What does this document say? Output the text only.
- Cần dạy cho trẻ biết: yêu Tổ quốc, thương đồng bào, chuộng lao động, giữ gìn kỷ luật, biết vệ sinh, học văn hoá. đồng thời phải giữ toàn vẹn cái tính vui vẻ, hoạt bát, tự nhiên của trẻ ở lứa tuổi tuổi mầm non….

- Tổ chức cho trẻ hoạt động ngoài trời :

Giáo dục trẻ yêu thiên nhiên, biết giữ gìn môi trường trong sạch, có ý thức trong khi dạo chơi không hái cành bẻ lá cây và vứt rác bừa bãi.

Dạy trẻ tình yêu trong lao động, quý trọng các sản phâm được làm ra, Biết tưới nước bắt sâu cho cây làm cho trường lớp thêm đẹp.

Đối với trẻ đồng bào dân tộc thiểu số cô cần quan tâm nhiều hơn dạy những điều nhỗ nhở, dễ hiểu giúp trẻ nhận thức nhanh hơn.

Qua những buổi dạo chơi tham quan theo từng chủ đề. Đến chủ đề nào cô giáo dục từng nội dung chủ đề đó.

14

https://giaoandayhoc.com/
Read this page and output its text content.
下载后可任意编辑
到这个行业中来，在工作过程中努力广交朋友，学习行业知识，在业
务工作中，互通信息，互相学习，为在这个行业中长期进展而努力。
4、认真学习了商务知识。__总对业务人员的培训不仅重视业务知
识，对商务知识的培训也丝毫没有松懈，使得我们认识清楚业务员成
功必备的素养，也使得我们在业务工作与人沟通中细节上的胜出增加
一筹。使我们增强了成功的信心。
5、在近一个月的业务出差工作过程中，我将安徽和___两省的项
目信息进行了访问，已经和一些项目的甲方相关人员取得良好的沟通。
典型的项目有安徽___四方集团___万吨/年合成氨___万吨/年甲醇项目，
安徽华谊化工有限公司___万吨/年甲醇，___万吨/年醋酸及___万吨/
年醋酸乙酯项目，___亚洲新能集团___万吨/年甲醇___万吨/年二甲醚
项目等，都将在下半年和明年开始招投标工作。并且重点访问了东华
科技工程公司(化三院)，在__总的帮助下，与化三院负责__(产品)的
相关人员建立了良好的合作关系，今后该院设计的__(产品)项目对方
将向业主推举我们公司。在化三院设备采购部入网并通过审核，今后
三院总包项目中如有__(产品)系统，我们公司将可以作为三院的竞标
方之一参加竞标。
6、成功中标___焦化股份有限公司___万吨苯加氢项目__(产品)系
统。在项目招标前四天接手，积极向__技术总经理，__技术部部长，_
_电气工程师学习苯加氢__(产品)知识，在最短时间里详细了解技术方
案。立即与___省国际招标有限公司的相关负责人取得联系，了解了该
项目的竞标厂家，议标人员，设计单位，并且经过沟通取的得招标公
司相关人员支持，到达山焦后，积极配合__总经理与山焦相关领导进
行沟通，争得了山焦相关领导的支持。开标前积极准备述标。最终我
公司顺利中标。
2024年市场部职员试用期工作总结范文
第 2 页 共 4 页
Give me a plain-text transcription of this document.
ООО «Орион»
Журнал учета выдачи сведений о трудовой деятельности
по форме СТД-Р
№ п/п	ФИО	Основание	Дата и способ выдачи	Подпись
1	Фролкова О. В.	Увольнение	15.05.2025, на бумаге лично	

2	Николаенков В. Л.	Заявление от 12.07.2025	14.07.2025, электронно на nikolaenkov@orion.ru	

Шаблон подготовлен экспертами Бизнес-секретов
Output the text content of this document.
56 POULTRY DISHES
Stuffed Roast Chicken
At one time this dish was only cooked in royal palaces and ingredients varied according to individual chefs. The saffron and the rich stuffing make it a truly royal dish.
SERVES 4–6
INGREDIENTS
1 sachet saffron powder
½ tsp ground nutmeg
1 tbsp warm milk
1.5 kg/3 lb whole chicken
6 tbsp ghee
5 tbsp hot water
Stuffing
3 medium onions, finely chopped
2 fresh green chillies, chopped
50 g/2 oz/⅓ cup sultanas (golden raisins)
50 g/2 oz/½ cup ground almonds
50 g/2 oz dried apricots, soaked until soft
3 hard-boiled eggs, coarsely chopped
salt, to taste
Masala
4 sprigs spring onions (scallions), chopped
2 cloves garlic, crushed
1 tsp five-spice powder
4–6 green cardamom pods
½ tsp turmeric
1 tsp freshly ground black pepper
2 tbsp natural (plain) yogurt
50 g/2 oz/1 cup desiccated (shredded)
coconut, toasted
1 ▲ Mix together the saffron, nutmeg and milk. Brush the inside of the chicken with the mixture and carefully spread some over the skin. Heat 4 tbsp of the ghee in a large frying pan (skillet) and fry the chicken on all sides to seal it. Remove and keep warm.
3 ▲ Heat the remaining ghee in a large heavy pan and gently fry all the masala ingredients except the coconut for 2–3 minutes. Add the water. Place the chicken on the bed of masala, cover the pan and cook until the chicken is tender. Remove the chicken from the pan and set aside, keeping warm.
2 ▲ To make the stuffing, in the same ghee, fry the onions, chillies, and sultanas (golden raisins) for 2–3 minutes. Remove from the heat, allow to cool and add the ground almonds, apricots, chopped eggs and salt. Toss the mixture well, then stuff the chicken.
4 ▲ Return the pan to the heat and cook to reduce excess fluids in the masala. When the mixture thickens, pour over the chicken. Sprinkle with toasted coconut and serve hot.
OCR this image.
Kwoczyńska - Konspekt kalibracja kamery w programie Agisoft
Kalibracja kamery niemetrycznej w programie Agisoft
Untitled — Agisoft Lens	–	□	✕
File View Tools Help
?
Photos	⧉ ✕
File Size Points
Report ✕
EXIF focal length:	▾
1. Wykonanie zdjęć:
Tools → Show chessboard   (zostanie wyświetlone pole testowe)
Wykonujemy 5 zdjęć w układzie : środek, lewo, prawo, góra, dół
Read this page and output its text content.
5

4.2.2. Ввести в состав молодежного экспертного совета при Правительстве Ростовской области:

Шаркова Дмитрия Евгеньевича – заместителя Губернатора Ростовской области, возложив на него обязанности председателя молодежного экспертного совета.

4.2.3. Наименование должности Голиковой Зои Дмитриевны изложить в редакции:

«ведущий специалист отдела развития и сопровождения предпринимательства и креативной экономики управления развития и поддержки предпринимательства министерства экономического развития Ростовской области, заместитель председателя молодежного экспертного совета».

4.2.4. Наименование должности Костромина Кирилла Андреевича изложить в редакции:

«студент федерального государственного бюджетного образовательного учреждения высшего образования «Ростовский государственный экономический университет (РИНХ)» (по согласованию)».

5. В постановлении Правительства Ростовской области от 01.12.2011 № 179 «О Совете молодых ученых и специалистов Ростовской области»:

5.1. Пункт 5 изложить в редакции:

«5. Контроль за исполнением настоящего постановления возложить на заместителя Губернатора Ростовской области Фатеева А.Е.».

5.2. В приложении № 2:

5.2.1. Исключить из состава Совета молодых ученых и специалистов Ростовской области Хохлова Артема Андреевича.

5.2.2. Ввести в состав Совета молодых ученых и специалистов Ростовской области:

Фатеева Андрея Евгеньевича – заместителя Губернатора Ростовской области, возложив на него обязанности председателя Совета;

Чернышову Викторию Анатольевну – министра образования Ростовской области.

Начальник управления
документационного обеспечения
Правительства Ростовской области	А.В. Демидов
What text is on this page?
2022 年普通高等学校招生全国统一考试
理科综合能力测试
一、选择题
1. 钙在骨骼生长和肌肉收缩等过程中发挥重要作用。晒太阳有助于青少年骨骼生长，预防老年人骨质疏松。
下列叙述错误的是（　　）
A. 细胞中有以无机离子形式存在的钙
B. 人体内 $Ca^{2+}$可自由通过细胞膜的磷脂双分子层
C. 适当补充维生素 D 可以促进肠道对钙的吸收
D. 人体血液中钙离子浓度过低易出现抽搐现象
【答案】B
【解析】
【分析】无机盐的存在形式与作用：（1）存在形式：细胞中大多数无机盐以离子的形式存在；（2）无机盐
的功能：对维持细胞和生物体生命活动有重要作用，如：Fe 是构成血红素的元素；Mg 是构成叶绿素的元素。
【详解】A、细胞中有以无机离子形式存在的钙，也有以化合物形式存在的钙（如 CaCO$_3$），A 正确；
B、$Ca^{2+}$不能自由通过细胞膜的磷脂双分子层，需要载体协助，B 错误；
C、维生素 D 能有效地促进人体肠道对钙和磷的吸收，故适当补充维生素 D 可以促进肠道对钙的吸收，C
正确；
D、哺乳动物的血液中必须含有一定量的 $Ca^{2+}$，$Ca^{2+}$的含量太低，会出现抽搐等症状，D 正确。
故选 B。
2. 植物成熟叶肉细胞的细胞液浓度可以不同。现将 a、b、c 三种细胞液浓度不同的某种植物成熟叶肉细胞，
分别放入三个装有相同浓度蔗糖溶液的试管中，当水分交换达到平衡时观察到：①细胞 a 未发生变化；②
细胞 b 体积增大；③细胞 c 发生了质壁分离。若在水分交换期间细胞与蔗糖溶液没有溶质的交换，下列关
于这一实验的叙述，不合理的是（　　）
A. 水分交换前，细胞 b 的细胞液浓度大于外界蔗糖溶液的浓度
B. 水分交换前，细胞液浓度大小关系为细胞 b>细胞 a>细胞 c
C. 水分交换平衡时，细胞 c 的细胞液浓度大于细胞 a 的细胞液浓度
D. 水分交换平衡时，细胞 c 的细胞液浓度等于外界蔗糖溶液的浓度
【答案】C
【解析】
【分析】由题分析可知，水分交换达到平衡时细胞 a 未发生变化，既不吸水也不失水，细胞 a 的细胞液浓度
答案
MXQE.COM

————

### Do this
Copy all lines of the material above where the string "powder" occurs.

### Exercise result
1 sachet saffron powder
1 tsp five-spice powder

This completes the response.